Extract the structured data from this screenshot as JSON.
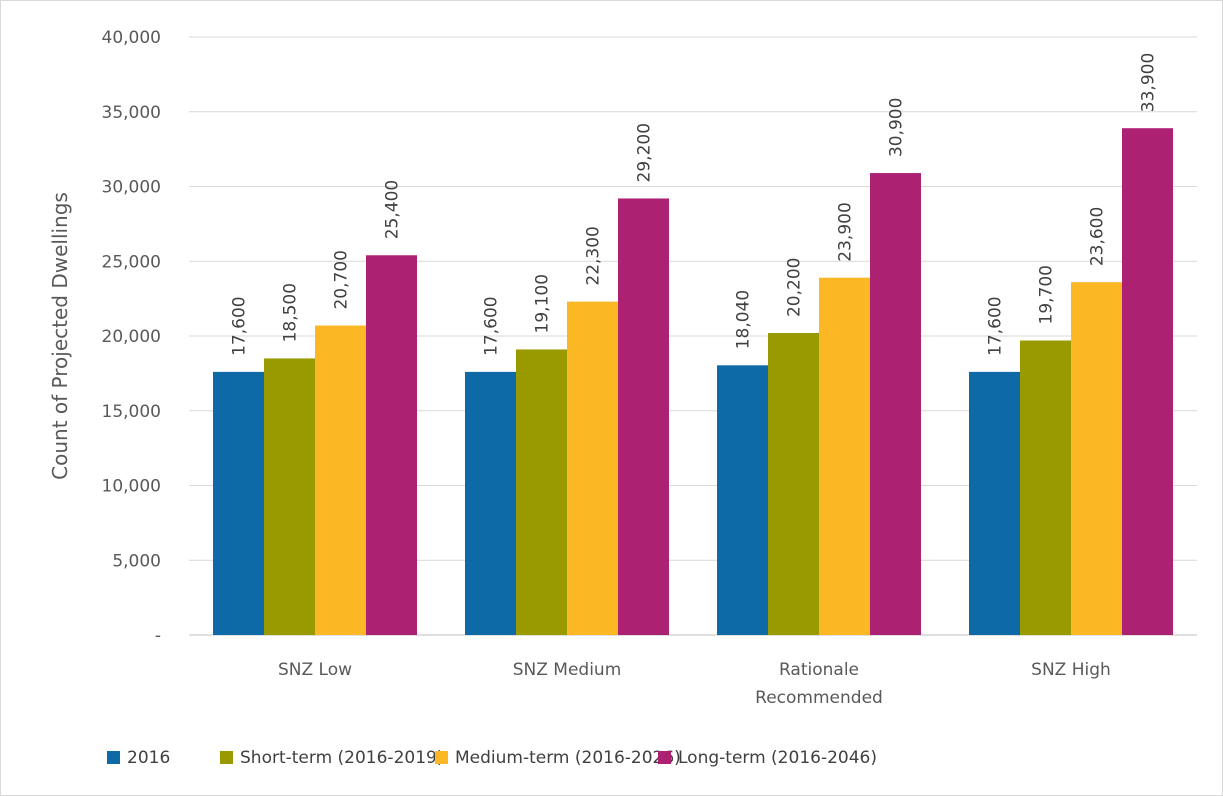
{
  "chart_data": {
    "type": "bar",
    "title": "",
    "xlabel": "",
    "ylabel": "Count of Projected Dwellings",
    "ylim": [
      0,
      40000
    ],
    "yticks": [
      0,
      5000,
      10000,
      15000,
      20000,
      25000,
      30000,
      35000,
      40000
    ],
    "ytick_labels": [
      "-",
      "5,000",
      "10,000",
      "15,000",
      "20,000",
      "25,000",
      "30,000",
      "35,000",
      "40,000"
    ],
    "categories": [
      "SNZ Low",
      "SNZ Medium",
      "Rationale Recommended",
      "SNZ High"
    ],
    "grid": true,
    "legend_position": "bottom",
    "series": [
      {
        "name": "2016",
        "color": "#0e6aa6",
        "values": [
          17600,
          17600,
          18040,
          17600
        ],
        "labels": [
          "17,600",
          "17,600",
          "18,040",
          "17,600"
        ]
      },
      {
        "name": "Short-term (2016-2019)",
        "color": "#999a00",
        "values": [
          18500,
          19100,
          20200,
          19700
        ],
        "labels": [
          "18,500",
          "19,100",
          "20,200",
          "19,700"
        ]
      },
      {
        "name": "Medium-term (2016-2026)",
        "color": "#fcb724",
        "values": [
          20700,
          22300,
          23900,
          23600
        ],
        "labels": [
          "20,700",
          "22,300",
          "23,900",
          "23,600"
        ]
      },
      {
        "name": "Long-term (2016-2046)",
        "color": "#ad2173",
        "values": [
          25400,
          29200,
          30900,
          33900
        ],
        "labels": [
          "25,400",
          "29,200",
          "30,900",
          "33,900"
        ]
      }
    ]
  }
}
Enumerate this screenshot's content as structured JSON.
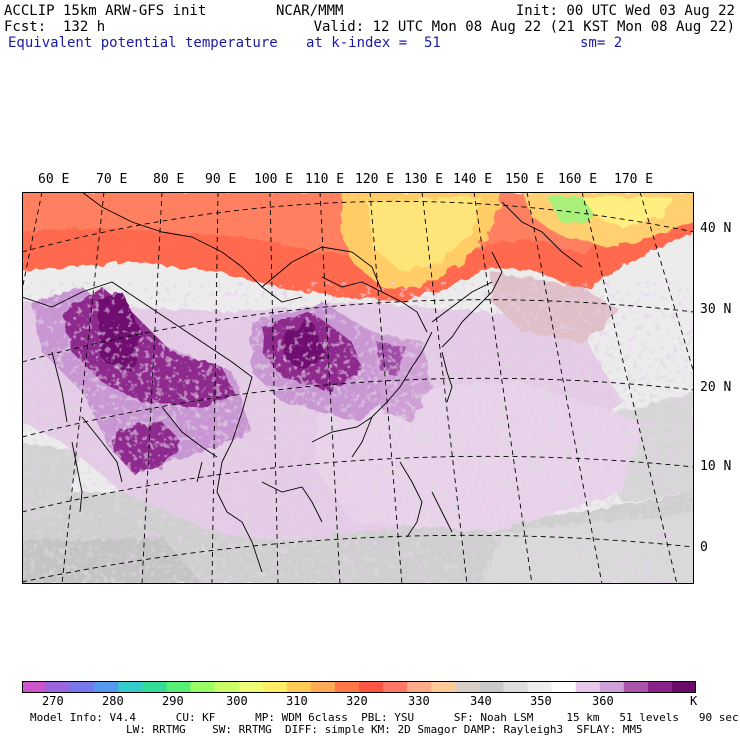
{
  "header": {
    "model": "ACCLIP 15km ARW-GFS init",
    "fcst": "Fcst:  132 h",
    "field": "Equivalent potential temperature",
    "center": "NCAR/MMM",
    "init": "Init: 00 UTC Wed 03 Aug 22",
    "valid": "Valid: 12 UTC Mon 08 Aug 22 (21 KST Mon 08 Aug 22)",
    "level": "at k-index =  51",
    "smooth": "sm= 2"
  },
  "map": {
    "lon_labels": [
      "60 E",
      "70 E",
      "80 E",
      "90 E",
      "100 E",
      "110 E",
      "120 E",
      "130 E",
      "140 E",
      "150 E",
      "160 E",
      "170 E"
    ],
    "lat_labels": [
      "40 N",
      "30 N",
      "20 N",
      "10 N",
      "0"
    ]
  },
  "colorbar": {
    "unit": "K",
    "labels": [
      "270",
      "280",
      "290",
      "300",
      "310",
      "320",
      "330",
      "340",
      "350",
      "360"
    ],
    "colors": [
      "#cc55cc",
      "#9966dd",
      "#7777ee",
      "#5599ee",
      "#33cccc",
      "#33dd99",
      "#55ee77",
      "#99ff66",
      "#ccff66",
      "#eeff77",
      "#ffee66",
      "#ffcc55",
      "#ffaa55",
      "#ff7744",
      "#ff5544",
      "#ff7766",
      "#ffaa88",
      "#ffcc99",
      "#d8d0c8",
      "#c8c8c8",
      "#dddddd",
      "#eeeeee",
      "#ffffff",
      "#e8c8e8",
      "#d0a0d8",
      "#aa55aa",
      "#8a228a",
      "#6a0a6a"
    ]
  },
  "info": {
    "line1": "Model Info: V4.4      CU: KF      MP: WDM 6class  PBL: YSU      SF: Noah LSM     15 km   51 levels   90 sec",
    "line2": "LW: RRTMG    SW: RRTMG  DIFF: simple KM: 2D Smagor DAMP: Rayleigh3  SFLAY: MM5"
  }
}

Goal
Take the entries shown above and quote them verbatim, passing over the pictures.

Task answer
Extract the structured data from this screenshot as JSON.
{
  "chart_data": {
    "type": "bar",
    "title": "",
    "xlabel": "",
    "ylabel": "Count of Projected Dwellings",
    "ylim": [
      0,
      40000
    ],
    "yticks": [
      0,
      5000,
      10000,
      15000,
      20000,
      25000,
      30000,
      35000,
      40000
    ],
    "ytick_labels": [
      "-",
      "5,000",
      "10,000",
      "15,000",
      "20,000",
      "25,000",
      "30,000",
      "35,000",
      "40,000"
    ],
    "categories": [
      "SNZ Low",
      "SNZ Medium",
      "Rationale Recommended",
      "SNZ High"
    ],
    "grid": true,
    "legend_position": "bottom",
    "series": [
      {
        "name": "2016",
        "color": "#0e6aa6",
        "values": [
          17600,
          17600,
          18040,
          17600
        ],
        "labels": [
          "17,600",
          "17,600",
          "18,040",
          "17,600"
        ]
      },
      {
        "name": "Short-term (2016-2019)",
        "color": "#999a00",
        "values": [
          18500,
          19100,
          20200,
          19700
        ],
        "labels": [
          "18,500",
          "19,100",
          "20,200",
          "19,700"
        ]
      },
      {
        "name": "Medium-term (2016-2026)",
        "color": "#fcb724",
        "values": [
          20700,
          22300,
          23900,
          23600
        ],
        "labels": [
          "20,700",
          "22,300",
          "23,900",
          "23,600"
        ]
      },
      {
        "name": "Long-term (2016-2046)",
        "color": "#ad2173",
        "values": [
          25400,
          29200,
          30900,
          33900
        ],
        "labels": [
          "25,400",
          "29,200",
          "30,900",
          "33,900"
        ]
      }
    ]
  }
}
Enumerate this screenshot's content as structured JSON.
{
  "header": {
    "model": "ACCLIP 15km ARW-GFS init",
    "fcst": "Fcst:  132 h",
    "field": "Equivalent potential temperature",
    "center": "NCAR/MMM",
    "init": "Init: 00 UTC Wed 03 Aug 22",
    "valid": "Valid: 12 UTC Mon 08 Aug 22 (21 KST Mon 08 Aug 22)",
    "level": "at k-index =  51",
    "smooth": "sm= 2"
  },
  "map": {
    "lon_labels": [
      "60 E",
      "70 E",
      "80 E",
      "90 E",
      "100 E",
      "110 E",
      "120 E",
      "130 E",
      "140 E",
      "150 E",
      "160 E",
      "170 E"
    ],
    "lat_labels": [
      "40 N",
      "30 N",
      "20 N",
      "10 N",
      "0"
    ]
  },
  "colorbar": {
    "unit": "K",
    "labels": [
      "270",
      "280",
      "290",
      "300",
      "310",
      "320",
      "330",
      "340",
      "350",
      "360"
    ],
    "colors": [
      "#cc55cc",
      "#9966dd",
      "#7777ee",
      "#5599ee",
      "#33cccc",
      "#33dd99",
      "#55ee77",
      "#99ff66",
      "#ccff66",
      "#eeff77",
      "#ffee66",
      "#ffcc55",
      "#ffaa55",
      "#ff7744",
      "#ff5544",
      "#ff7766",
      "#ffaa88",
      "#ffcc99",
      "#d8d0c8",
      "#c8c8c8",
      "#dddddd",
      "#eeeeee",
      "#ffffff",
      "#e8c8e8",
      "#d0a0d8",
      "#aa55aa",
      "#8a228a",
      "#6a0a6a"
    ]
  },
  "info": {
    "line1": "Model Info: V4.4      CU: KF      MP: WDM 6class  PBL: YSU      SF: Noah LSM     15 km   51 levels   90 sec",
    "line2": "LW: RRTMG    SW: RRTMG  DIFF: simple KM: 2D Smagor DAMP: Rayleigh3  SFLAY: MM5"
  }
}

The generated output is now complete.